#### PROVIDED DATA:

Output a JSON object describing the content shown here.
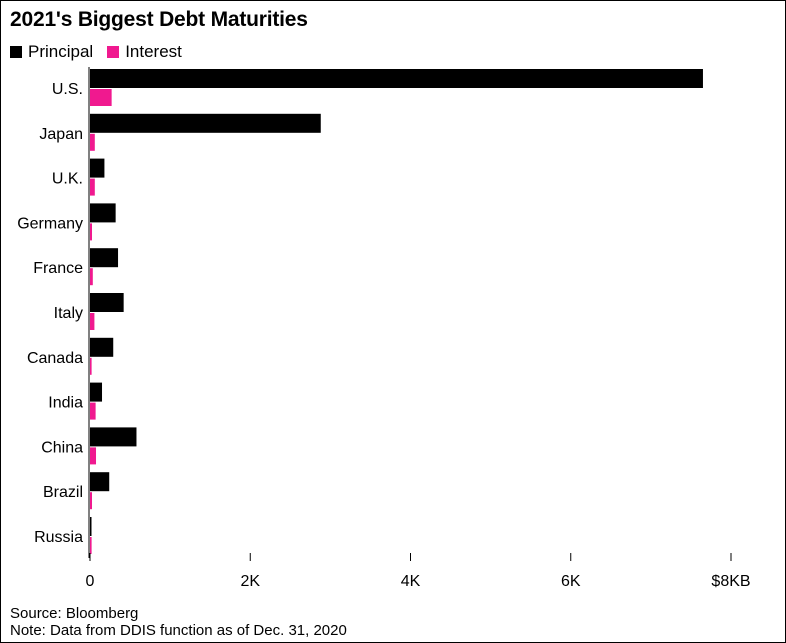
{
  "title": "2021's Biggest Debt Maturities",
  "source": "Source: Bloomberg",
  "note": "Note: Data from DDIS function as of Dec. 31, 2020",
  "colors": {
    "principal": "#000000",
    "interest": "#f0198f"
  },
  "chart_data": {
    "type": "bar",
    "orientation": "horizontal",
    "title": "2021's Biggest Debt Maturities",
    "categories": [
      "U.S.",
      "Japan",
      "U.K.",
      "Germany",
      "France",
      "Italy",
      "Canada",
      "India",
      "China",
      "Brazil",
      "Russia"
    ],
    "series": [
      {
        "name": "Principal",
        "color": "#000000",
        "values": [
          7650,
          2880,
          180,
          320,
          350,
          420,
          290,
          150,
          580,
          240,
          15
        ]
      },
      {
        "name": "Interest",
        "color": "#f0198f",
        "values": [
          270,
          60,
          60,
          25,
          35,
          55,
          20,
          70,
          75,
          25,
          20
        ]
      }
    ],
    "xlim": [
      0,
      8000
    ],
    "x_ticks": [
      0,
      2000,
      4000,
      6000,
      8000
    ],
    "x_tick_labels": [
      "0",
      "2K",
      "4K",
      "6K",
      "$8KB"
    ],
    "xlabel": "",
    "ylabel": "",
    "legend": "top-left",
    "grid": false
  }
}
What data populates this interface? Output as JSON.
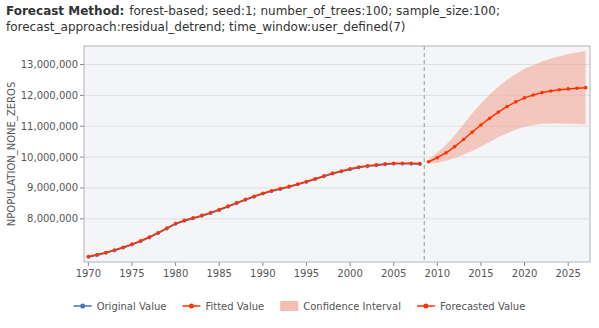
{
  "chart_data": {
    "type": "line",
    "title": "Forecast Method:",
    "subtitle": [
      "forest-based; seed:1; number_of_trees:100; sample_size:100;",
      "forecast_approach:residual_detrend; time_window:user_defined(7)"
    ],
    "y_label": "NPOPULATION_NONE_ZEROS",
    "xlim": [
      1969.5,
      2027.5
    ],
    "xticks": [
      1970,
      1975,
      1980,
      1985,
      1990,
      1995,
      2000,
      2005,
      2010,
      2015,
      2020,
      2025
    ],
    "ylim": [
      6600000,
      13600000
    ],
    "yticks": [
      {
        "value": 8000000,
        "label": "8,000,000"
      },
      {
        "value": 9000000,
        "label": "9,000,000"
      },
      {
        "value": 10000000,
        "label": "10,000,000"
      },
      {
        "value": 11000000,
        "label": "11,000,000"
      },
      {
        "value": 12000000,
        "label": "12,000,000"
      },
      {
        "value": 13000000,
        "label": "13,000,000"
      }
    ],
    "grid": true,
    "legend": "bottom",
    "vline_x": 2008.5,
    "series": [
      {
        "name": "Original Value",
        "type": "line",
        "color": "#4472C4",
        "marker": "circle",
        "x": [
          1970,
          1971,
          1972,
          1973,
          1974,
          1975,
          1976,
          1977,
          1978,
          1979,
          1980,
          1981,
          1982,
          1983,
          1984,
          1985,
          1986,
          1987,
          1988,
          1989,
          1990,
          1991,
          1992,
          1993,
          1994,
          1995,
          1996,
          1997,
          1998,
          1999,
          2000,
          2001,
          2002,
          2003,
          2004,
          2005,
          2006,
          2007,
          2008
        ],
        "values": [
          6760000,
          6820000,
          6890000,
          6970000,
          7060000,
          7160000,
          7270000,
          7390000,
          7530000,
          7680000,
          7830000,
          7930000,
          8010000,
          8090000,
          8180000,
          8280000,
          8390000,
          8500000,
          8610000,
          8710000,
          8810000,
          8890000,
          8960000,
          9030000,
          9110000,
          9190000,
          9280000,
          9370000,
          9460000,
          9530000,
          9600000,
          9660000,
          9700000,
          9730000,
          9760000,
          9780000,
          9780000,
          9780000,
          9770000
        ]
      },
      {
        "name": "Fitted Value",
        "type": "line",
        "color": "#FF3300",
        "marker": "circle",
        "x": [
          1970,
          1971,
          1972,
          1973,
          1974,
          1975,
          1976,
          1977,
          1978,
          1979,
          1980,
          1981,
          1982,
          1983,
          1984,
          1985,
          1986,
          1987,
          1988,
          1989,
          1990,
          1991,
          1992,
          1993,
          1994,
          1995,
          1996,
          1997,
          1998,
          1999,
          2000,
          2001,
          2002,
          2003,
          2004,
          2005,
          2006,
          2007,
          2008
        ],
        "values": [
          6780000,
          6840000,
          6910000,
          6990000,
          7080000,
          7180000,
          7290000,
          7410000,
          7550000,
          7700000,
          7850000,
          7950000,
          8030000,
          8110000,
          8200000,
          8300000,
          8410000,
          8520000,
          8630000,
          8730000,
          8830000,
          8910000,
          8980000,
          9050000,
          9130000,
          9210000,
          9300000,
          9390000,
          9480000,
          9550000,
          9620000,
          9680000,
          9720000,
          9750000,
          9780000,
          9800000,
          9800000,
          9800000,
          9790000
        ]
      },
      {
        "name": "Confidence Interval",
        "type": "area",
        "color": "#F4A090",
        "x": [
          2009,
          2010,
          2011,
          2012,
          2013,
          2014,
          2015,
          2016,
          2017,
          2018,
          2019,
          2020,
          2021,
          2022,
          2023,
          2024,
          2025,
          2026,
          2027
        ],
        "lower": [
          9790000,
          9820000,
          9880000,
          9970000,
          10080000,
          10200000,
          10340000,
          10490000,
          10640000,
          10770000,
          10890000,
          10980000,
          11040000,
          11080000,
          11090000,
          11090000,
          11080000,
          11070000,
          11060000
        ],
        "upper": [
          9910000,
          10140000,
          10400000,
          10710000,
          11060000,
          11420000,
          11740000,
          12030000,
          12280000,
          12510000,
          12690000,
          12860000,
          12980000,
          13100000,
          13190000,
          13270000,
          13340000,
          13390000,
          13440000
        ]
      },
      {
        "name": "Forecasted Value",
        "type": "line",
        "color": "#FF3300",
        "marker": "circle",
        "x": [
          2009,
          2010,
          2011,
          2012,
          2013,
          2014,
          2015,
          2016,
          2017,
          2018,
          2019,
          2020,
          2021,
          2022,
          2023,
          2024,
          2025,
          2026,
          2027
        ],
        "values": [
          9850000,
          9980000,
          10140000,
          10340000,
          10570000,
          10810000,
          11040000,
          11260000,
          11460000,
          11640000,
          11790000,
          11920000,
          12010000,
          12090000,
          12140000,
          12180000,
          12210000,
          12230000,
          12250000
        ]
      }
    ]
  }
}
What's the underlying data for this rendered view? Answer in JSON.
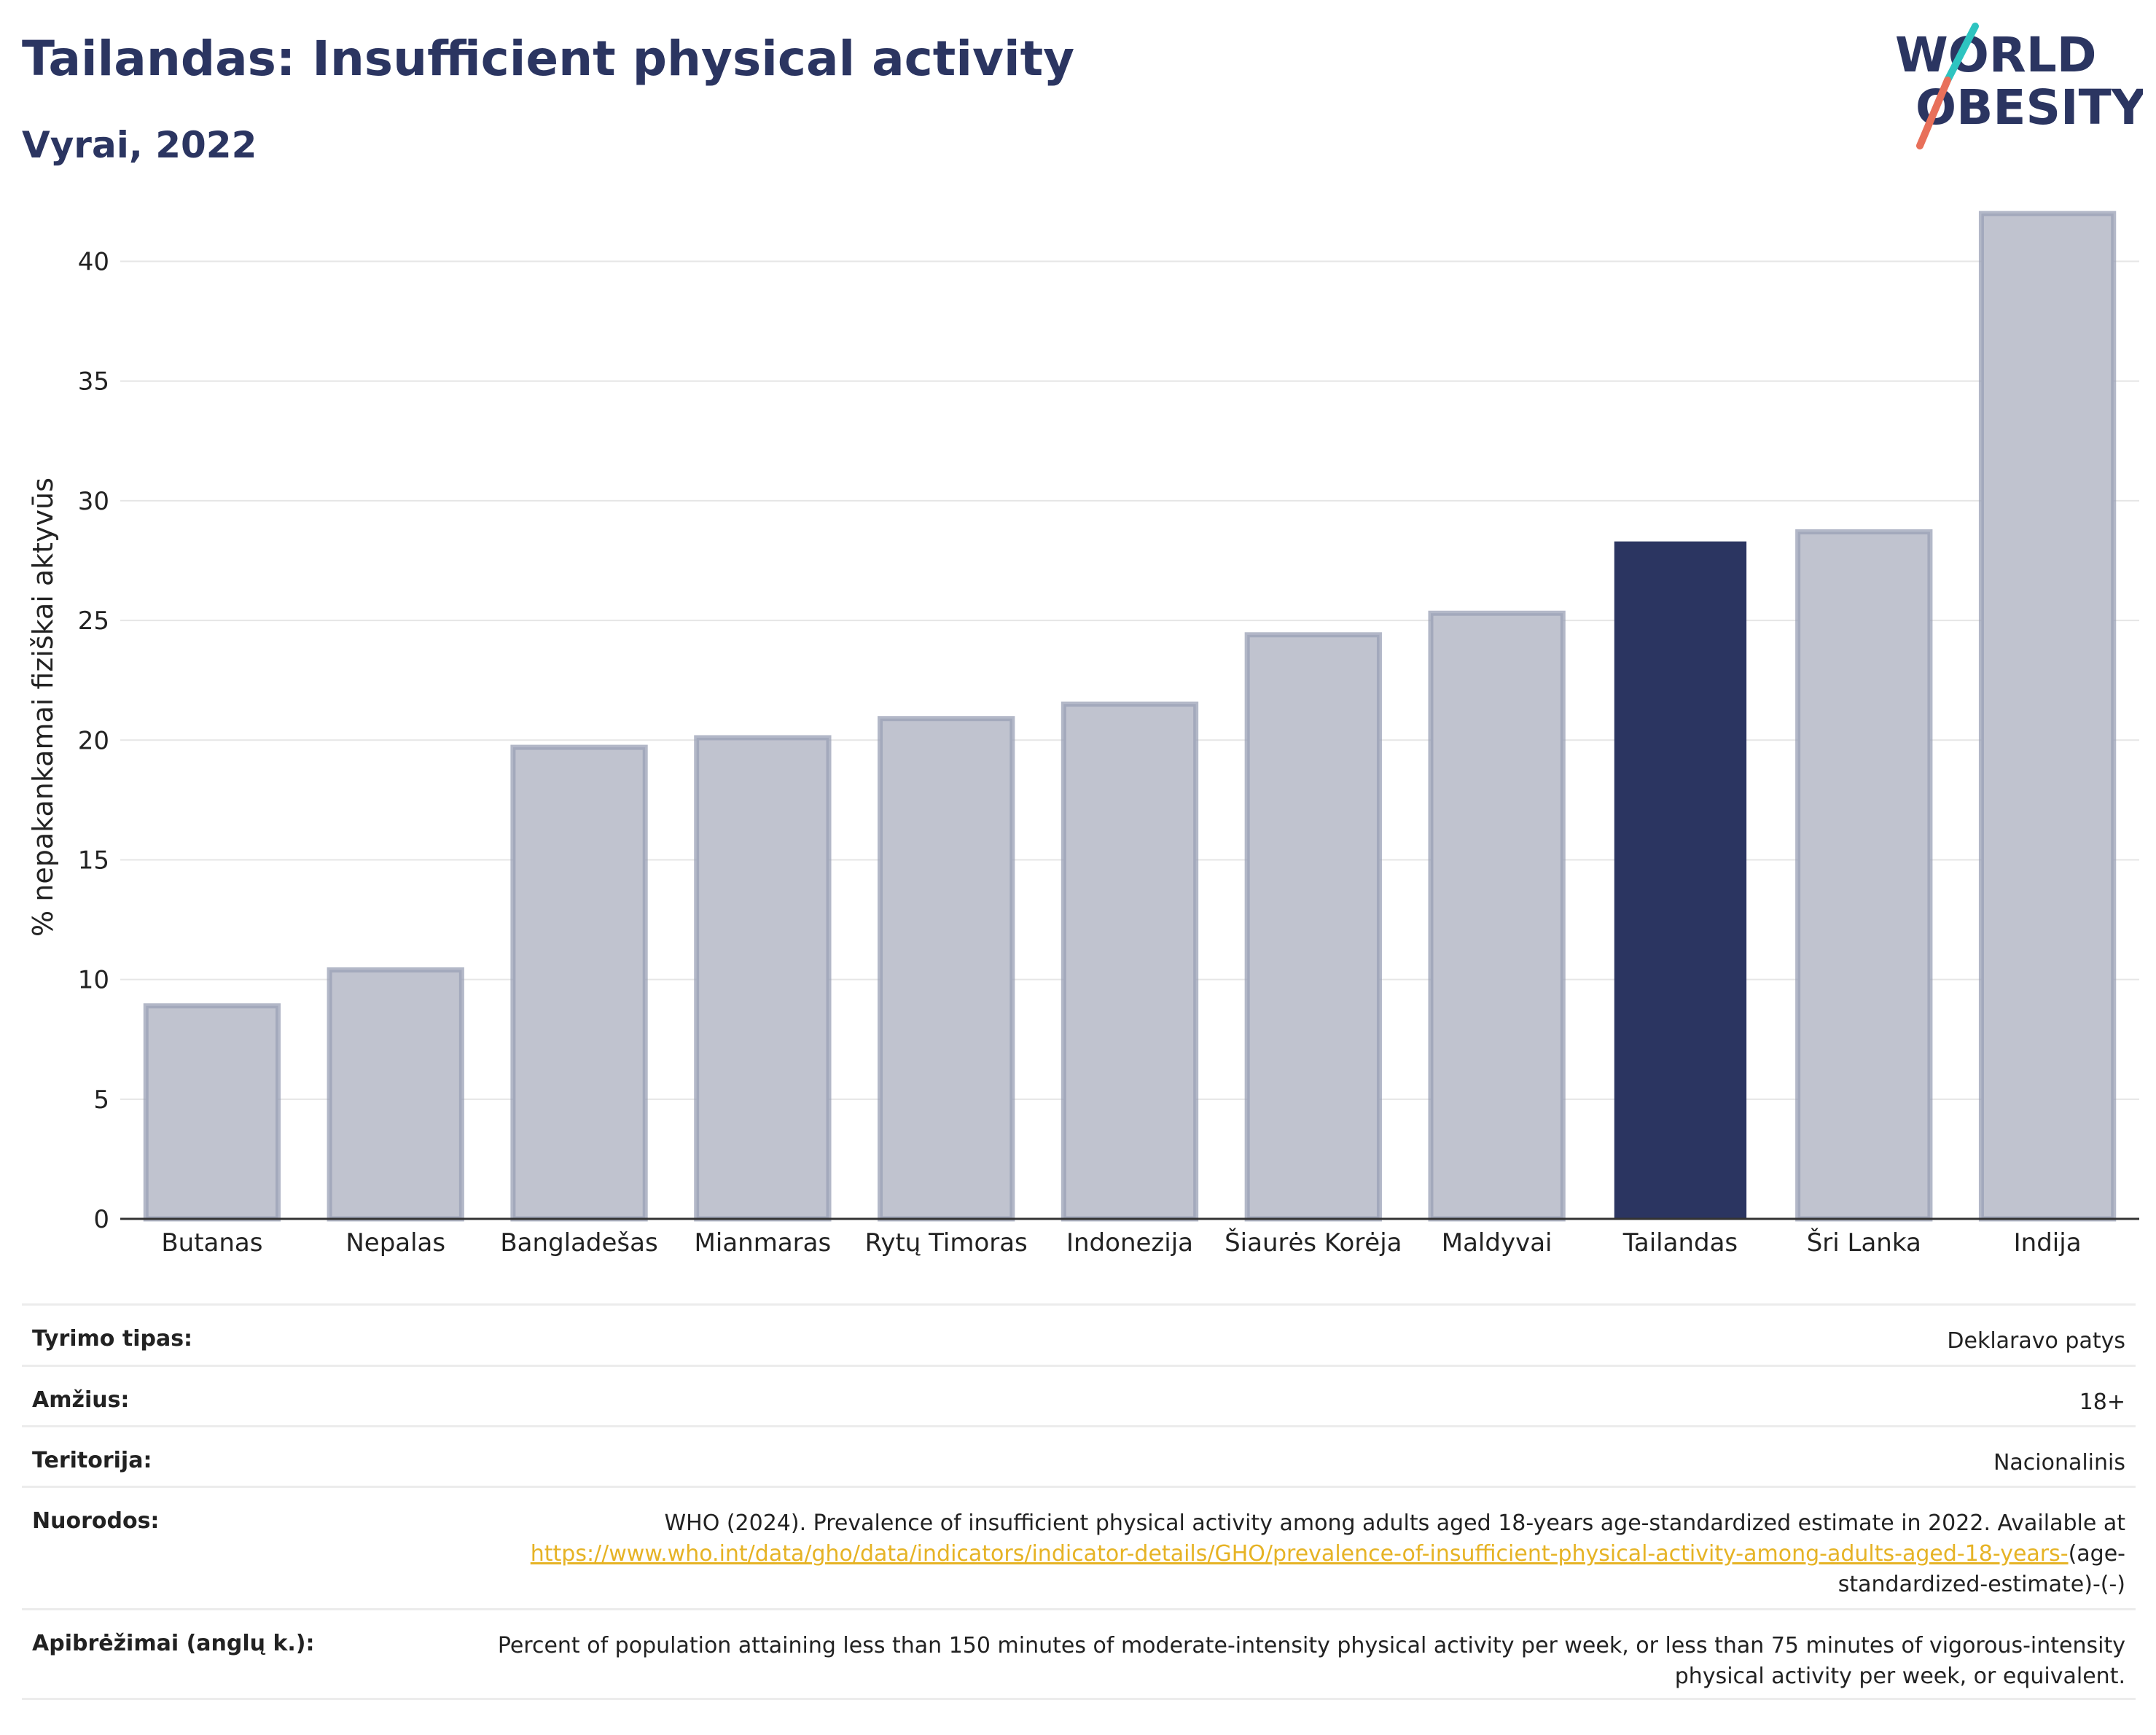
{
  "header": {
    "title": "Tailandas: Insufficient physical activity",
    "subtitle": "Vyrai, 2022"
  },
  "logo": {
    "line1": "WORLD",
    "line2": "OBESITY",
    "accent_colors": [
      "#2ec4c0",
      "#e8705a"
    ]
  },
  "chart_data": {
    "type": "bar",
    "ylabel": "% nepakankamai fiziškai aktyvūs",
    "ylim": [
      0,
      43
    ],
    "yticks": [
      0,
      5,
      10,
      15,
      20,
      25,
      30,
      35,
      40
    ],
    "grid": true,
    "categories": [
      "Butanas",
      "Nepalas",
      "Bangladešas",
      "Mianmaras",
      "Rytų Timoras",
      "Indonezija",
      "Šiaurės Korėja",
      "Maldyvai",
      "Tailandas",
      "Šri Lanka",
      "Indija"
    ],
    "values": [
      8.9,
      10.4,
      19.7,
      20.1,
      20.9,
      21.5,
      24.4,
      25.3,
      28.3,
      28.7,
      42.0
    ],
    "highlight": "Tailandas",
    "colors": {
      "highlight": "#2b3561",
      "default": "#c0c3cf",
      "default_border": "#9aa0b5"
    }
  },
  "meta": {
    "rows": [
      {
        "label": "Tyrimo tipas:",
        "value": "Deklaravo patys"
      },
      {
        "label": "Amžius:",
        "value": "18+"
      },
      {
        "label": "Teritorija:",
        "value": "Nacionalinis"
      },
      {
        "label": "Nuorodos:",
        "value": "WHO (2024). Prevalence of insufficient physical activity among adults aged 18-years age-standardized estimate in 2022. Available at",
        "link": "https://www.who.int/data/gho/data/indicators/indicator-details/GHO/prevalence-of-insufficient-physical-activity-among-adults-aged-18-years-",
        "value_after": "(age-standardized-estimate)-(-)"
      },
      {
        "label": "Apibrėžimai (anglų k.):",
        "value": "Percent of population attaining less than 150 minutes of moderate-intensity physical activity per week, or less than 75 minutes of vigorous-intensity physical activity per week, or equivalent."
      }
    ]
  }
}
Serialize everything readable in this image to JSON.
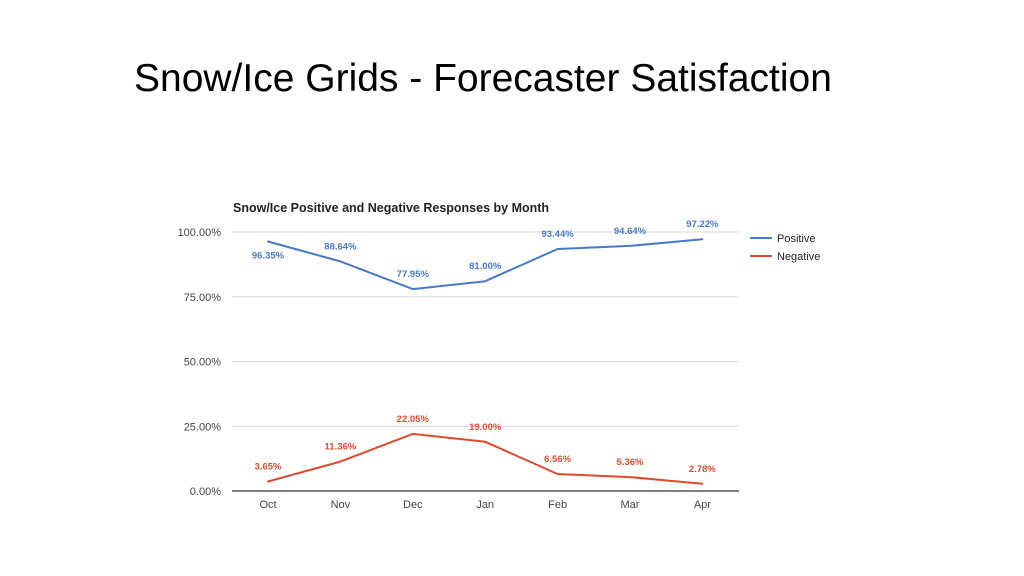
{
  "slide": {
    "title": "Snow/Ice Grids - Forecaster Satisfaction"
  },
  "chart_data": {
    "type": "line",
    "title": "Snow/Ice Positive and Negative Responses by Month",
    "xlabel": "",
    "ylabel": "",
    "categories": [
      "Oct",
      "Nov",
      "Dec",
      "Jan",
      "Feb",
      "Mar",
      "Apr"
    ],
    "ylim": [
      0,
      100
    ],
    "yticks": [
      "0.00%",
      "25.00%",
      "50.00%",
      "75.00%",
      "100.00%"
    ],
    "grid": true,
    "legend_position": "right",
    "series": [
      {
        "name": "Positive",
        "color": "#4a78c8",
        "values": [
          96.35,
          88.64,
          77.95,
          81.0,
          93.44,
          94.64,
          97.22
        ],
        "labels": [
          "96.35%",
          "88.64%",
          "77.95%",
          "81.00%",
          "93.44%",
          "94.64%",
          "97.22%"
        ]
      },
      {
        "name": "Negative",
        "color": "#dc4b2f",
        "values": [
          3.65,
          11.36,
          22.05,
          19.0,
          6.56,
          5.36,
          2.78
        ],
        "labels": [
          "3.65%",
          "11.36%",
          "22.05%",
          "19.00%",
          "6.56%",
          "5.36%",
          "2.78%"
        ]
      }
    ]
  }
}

#### EXERCISE PROMPT:
Pick out the lines that contain "JSON" and copy them.

#### SOLUTION TO THIS EXERCISE:
Output a JSON object describing the content shown here.
What data populates this interface? Output as JSON.
What's the underlying data for this rendered view? Answer in JSON.
Serialize everything readable in this image to JSON.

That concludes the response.